> _Data provided_

::::::

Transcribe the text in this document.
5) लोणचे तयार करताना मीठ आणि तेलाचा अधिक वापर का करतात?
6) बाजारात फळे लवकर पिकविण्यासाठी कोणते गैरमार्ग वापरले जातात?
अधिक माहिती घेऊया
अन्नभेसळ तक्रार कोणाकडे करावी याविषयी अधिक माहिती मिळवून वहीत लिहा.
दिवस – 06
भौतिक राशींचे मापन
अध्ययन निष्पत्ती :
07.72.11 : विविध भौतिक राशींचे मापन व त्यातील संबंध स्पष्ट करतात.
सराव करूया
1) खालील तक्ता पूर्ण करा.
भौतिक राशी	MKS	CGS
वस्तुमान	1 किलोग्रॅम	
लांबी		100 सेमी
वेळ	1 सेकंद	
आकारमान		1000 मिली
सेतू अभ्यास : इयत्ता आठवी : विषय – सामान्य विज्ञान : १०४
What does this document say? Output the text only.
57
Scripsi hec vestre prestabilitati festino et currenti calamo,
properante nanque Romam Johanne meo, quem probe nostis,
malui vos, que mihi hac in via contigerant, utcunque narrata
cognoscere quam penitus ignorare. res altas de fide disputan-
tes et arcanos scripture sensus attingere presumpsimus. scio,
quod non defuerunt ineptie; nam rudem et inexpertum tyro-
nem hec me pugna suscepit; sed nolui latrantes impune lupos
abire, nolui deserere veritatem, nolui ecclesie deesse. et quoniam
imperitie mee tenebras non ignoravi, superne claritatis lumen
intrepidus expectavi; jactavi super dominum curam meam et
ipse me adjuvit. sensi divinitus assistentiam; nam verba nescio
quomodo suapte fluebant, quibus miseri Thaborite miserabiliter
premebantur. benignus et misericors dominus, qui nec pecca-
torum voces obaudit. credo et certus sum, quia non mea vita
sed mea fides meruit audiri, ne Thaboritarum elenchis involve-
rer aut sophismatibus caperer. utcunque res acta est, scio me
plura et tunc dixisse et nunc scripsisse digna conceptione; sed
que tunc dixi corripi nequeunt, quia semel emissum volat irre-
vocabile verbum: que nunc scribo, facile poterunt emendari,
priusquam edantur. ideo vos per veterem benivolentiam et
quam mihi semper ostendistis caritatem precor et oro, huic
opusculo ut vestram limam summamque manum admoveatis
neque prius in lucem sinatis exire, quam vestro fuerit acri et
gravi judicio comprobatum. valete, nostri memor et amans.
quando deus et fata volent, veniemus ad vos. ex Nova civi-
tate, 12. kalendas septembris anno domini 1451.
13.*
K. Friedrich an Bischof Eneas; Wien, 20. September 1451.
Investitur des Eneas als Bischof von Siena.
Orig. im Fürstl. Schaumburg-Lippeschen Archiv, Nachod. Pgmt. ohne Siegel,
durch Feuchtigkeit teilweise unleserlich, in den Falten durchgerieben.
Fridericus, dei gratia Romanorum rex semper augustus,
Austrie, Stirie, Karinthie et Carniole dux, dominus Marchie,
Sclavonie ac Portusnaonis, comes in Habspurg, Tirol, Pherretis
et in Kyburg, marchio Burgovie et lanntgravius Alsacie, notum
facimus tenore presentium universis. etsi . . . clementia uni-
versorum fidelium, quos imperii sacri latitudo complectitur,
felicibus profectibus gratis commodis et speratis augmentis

::::::

> _Do this_
Please give back all of the records exactly as written.

> _The answer_
Transcribe the text in this document.
5) लोणचे तयार करताना मीठ आणि तेलाचा अधिक वापर का करतात?
6) बाजारात फळे लवकर पिकविण्यासाठी कोणते गैरमार्ग वापरले जातात?
अधिक माहिती घेऊया
अन्नभेसळ तक्रार कोणाकडे करावी याविषयी अधिक माहिती मिळवून वहीत लिहा.
दिवस – 06
भौतिक राशींचे मापन
अध्ययन निष्पत्ती :
07.72.11 : विविध भौतिक राशींचे मापन व त्यातील संबंध स्पष्ट करतात.
सराव करूया
1) खालील तक्ता पूर्ण करा.
भौतिक राशी	MKS	CGS
वस्तुमान	1 किलोग्रॅम	
लांबी		100 सेमी
वेळ	1 सेकंद	
आकारमान		1000 मिली
सेतू अभ्यास : इयत्ता आठवी : विषय – सामान्य विज्ञान : १०४
What does this document say? Output the text only.
57
Scripsi hec vestre prestabilitati festino et currenti calamo,
properante nanque Romam Johanne meo, quem probe nostis,
malui vos, que mihi hac in via contigerant, utcunque narrata
cognoscere quam penitus ignorare. res altas de fide disputan-
tes et arcanos scripture sensus attingere presumpsimus. scio,
quod non defuerunt ineptie; nam rudem et inexpertum tyro-
nem hec me pugna suscepit; sed nolui latrantes impune lupos
abire, nolui deserere veritatem, nolui ecclesie deesse. et quoniam
imperitie mee tenebras non ignoravi, superne claritatis lumen
intrepidus expectavi; jactavi super dominum curam meam et
ipse me adjuvit. sensi divinitus assistentiam; nam verba nescio
quomodo suapte fluebant, quibus miseri Thaborite miserabiliter
premebantur. benignus et misericors dominus, qui nec pecca-
torum voces obaudit. credo et certus sum, quia non mea vita
sed mea fides meruit audiri, ne Thaboritarum elenchis involve-
rer aut sophismatibus caperer. utcunque res acta est, scio me
plura et tunc dixisse et nunc scripsisse digna conceptione; sed
que tunc dixi corripi nequeunt, quia semel emissum volat irre-
vocabile verbum: que nunc scribo, facile poterunt emendari,
priusquam edantur. ideo vos per veterem benivolentiam et
quam mihi semper ostendistis caritatem precor et oro, huic
opusculo ut vestram limam summamque manum admoveatis
neque prius in lucem sinatis exire, quam vestro fuerit acri et
gravi judicio comprobatum. valete, nostri memor et amans.
quando deus et fata volent, veniemus ad vos. ex Nova civi-
tate, 12. kalendas septembris anno domini 1451.
13.*
K. Friedrich an Bischof Eneas; Wien, 20. September 1451.
Investitur des Eneas als Bischof von Siena.
Orig. im Fürstl. Schaumburg-Lippeschen Archiv, Nachod. Pgmt. ohne Siegel,
durch Feuchtigkeit teilweise unleserlich, in den Falten durchgerieben.
Fridericus, dei gratia Romanorum rex semper augustus,
Austrie, Stirie, Karinthie et Carniole dux, dominus Marchie,
Sclavonie ac Portusnaonis, comes in Habspurg, Tirol, Pherretis
et in Kyburg, marchio Burgovie et lanntgravius Alsacie, notum
facimus tenore presentium universis. etsi . . . clementia uni-
versorum fidelium, quos imperii sacri latitudo complectitur,
felicibus profectibus gratis commodis et speratis augmentis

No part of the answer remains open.